Input rows »

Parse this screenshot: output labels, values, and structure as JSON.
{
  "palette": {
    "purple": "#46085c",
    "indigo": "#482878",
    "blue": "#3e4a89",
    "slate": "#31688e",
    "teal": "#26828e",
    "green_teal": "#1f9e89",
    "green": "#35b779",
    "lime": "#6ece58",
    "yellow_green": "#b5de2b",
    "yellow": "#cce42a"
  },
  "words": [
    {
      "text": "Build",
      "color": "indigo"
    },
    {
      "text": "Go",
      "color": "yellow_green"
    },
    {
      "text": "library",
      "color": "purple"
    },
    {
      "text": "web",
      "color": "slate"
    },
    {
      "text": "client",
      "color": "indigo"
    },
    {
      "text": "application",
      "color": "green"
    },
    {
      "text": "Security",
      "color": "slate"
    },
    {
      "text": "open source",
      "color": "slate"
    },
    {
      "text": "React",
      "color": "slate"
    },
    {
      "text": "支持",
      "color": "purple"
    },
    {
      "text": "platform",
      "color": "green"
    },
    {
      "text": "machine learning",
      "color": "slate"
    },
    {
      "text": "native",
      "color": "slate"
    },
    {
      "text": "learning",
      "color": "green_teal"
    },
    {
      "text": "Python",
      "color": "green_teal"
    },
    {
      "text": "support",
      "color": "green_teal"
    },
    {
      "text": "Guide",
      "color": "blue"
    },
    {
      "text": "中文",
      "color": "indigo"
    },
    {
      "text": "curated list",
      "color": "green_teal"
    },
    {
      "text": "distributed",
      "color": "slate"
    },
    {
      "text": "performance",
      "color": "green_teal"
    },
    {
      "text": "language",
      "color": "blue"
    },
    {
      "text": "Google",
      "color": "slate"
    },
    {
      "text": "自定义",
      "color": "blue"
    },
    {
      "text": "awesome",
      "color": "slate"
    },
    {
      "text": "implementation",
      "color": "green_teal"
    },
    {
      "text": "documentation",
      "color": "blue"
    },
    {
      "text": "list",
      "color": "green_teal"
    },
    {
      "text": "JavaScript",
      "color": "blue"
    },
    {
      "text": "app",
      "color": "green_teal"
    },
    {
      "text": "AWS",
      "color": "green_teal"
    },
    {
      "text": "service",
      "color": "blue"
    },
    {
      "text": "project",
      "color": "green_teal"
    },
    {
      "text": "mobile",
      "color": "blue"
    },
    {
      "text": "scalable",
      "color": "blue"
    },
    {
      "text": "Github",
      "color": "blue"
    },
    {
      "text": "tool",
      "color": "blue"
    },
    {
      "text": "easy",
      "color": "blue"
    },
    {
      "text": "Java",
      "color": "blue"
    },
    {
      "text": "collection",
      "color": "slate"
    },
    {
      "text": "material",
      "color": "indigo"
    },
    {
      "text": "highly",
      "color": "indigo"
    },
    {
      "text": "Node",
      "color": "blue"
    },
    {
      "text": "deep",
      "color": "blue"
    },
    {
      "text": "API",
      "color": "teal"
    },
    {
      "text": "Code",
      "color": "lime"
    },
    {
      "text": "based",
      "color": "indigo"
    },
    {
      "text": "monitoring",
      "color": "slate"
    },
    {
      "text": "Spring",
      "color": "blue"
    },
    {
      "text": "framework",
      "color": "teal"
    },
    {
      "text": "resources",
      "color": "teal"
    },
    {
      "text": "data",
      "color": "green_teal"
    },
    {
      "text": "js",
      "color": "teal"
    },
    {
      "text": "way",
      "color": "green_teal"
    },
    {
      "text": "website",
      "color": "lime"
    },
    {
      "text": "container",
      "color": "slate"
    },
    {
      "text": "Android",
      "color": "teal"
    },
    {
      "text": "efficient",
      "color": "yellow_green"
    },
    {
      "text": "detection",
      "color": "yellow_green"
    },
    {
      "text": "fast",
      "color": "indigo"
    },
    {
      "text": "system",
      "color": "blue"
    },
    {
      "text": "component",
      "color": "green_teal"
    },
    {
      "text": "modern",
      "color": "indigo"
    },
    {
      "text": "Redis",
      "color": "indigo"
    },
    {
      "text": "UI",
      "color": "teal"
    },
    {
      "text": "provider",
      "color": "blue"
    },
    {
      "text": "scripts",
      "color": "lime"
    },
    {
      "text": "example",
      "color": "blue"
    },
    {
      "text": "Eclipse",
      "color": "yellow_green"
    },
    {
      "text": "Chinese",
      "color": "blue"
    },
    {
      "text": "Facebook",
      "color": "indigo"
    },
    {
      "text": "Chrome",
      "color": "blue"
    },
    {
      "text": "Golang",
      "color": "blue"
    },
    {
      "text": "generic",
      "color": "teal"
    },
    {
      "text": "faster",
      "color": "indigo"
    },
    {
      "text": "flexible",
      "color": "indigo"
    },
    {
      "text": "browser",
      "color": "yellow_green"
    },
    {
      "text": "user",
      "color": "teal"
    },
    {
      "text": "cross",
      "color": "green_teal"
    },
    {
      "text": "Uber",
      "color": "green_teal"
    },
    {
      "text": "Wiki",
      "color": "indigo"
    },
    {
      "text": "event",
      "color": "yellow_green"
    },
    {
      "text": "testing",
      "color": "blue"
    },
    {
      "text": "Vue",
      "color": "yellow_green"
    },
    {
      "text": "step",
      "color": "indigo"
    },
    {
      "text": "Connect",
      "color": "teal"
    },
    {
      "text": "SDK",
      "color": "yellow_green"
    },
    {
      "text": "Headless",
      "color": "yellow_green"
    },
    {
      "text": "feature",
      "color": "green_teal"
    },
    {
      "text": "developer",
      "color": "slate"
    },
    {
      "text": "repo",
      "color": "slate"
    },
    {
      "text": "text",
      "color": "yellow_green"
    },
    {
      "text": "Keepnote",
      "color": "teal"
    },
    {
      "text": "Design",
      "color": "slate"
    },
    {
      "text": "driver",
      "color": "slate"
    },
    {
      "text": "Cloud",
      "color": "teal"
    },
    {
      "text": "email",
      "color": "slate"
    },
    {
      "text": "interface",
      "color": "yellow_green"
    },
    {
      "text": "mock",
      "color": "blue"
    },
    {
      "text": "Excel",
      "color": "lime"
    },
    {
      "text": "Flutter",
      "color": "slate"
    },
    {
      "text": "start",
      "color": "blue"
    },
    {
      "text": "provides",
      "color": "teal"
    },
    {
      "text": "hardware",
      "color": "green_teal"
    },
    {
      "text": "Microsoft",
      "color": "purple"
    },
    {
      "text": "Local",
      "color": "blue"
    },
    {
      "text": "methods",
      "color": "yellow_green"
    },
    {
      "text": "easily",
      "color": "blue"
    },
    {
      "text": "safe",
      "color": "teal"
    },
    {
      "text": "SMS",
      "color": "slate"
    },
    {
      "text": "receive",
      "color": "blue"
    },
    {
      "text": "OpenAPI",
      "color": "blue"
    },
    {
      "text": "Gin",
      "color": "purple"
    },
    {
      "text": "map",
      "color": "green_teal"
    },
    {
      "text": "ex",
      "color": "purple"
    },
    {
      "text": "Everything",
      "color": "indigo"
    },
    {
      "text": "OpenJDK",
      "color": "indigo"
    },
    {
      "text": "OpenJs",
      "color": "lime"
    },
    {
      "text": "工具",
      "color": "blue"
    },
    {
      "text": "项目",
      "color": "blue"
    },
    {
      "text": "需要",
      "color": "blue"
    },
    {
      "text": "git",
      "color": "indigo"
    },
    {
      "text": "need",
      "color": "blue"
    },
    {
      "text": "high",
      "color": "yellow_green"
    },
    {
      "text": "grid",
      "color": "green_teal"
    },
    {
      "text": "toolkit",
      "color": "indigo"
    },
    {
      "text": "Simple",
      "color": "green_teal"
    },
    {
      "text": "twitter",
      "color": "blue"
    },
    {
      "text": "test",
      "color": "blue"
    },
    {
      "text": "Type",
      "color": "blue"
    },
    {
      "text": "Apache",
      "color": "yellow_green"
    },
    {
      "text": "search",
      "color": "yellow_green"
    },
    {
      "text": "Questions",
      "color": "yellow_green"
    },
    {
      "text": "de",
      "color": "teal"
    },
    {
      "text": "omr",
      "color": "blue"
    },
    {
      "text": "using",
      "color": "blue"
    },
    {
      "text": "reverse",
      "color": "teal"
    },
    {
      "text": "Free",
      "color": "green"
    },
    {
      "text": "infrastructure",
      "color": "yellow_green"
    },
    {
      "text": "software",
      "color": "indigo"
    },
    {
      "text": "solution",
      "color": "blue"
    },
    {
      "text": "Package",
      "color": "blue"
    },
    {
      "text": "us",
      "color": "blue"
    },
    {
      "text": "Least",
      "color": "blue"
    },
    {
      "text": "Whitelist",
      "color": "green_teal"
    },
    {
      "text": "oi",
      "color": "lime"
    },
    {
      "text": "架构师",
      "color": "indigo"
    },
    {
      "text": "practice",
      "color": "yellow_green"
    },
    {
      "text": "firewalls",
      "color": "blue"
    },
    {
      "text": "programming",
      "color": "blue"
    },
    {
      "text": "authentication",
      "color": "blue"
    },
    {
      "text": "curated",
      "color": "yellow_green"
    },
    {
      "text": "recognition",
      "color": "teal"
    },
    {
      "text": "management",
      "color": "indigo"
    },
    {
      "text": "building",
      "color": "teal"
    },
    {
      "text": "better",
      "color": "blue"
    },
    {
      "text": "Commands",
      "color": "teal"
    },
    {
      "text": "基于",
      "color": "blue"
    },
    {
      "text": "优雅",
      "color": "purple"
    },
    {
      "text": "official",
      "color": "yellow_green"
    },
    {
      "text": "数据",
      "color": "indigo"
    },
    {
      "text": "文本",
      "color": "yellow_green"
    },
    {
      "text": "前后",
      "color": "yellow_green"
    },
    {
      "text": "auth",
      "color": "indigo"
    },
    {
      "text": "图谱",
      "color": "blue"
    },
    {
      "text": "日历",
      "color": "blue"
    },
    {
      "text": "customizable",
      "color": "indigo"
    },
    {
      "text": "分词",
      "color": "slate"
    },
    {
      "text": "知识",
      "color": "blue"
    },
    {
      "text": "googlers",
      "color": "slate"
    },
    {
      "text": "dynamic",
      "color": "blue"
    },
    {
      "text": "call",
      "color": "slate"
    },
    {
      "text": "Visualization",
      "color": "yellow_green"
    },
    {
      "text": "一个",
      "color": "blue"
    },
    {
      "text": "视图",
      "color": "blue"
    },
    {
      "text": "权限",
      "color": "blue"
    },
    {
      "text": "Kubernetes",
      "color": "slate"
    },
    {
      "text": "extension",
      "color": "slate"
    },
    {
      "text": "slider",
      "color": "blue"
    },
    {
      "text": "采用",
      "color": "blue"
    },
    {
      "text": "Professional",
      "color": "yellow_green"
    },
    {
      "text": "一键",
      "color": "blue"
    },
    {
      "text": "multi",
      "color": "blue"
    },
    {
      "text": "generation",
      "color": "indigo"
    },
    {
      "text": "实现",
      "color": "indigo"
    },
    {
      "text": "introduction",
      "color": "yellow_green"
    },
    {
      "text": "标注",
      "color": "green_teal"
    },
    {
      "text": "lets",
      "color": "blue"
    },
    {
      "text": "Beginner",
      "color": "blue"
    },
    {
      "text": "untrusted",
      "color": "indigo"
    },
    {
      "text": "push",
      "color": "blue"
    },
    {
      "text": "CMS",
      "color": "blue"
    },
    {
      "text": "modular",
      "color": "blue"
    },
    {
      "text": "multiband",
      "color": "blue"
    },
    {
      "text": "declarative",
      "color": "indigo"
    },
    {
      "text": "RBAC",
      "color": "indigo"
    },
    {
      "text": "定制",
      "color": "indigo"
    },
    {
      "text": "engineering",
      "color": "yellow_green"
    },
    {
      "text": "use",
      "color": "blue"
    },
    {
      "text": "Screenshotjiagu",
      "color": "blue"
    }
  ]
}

The request »
From the entries above, copy each line holding "learning".

Answer to the task »
      "text": "machine learning",
      "text": "learning",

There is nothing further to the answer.